What this task involves
Each line that holds the word "elle" is to be identified and copied.
※ ※ ※
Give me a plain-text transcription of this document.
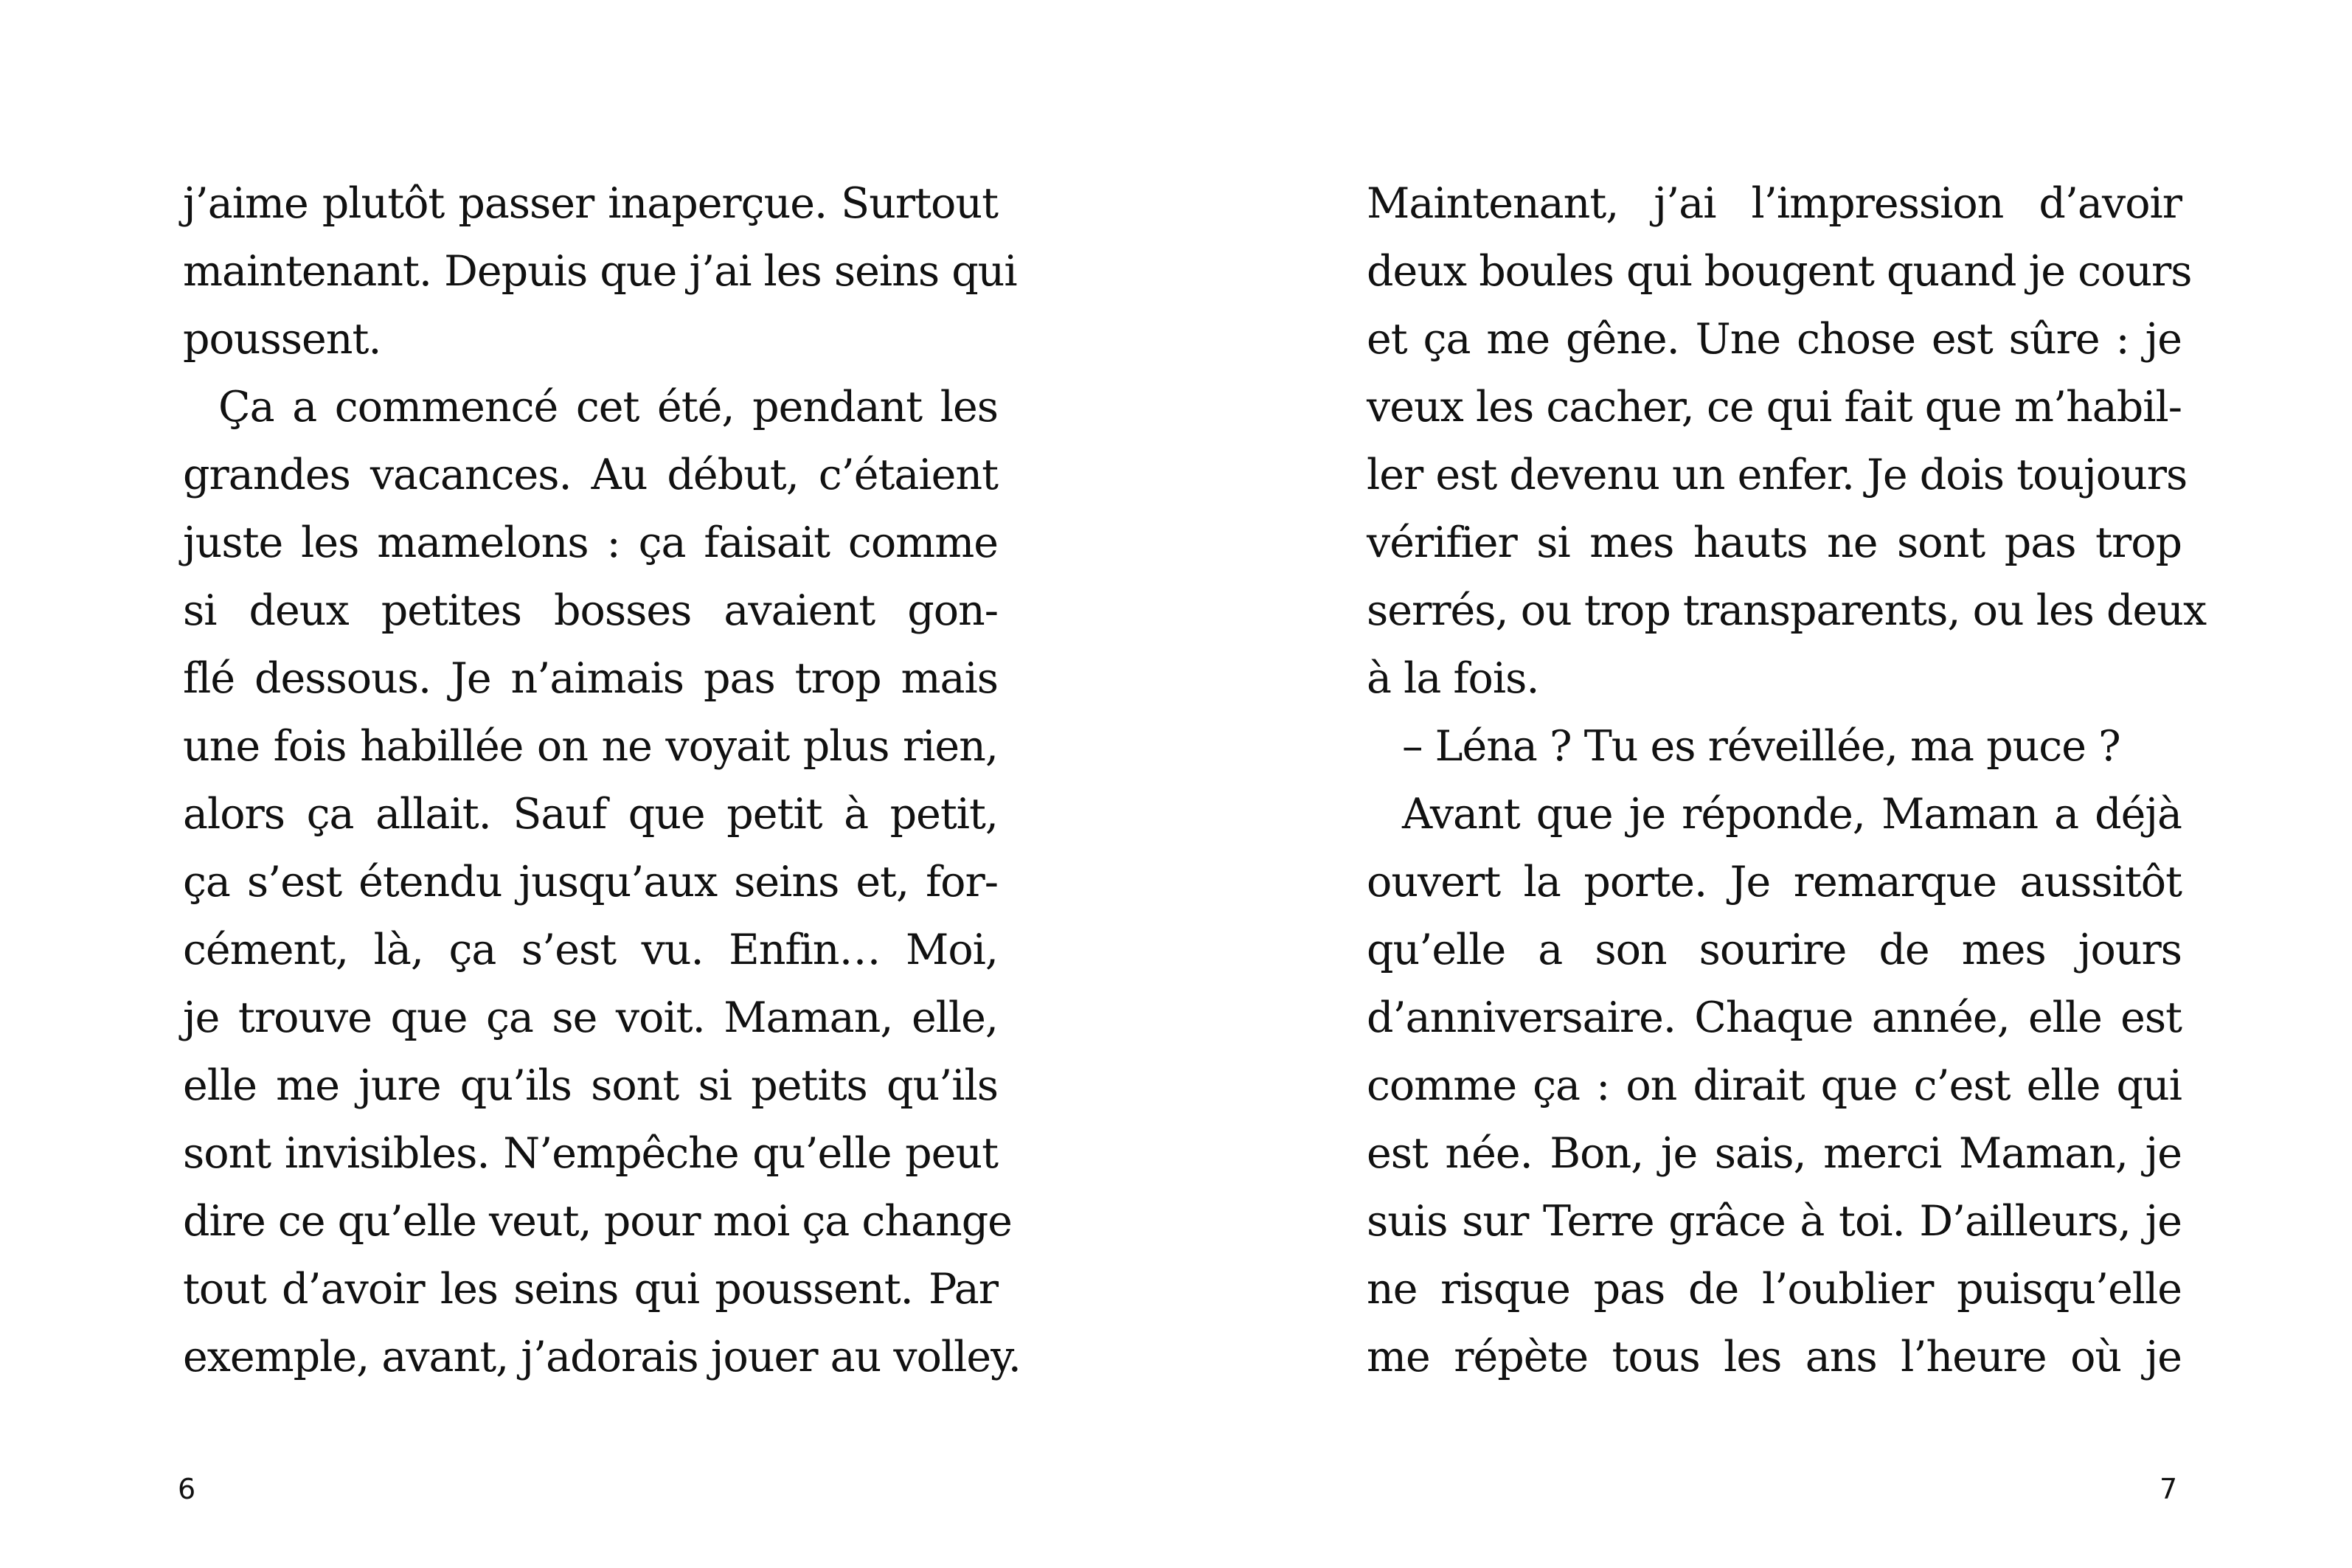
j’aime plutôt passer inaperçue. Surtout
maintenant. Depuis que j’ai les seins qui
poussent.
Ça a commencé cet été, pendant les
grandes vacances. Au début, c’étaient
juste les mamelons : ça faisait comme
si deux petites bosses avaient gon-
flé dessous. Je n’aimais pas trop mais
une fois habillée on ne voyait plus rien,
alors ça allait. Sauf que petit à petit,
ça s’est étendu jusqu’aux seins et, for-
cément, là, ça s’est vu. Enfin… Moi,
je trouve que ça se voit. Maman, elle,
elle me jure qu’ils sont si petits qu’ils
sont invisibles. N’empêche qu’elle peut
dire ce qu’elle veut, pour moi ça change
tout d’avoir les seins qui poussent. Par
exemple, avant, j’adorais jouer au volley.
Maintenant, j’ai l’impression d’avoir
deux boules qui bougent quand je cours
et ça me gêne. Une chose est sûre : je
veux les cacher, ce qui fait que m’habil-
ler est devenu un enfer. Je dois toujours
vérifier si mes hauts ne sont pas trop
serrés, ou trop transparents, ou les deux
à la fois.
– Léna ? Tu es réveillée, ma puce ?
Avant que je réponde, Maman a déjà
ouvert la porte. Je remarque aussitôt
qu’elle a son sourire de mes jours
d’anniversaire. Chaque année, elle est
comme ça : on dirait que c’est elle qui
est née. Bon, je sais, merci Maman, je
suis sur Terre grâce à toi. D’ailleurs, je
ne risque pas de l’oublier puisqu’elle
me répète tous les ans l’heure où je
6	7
※ ※ ※
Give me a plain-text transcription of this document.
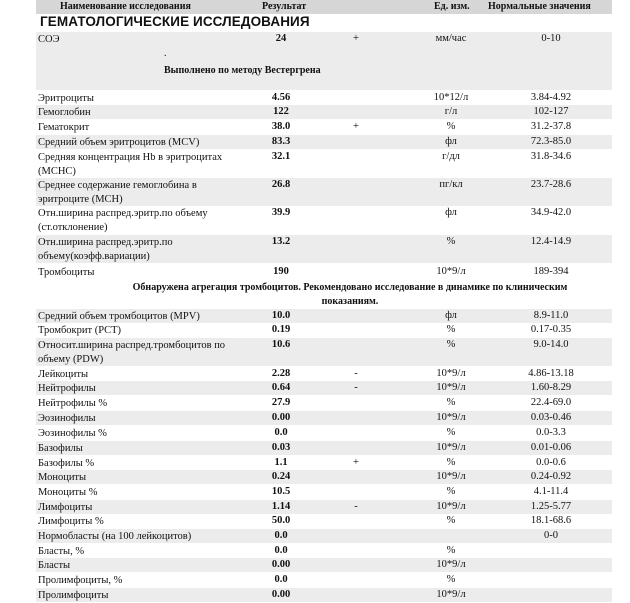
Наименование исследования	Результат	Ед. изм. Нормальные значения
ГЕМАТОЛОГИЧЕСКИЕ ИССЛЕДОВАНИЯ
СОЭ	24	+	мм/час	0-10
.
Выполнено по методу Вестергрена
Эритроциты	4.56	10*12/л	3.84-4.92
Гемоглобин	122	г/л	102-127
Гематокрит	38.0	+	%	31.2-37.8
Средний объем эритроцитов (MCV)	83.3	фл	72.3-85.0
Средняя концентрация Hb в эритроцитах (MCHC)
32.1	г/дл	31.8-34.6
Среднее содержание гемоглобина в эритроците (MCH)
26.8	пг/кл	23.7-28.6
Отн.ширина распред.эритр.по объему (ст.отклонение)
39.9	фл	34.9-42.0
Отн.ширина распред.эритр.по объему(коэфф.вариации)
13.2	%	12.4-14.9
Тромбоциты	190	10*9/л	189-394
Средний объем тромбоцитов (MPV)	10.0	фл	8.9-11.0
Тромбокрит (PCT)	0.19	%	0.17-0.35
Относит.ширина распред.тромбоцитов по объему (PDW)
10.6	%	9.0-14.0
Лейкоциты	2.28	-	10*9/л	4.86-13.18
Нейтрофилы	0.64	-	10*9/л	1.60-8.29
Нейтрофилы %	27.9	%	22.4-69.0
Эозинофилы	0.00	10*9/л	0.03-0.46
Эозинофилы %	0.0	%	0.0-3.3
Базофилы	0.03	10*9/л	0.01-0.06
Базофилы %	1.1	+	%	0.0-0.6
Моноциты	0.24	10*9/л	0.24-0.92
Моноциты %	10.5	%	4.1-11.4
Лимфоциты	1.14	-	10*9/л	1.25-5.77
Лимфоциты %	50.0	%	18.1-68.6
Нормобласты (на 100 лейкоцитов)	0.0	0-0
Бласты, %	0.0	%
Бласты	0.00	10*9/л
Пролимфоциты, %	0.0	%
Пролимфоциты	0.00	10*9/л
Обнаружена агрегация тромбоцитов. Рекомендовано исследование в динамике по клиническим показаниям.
※ ※ ※
Written solution
je trouve que ça se voit. Maman, elle,
elle me jure qu’ils sont si petits qu’ils
sont invisibles. N’empêche qu’elle peut
dire ce qu’elle veut, pour moi ça change
qu’elle a son sourire de mes jours
d’anniversaire. Chaque année, elle est
comme ça : on dirait que c’est elle qui
ne risque pas de l’oublier puisqu’elle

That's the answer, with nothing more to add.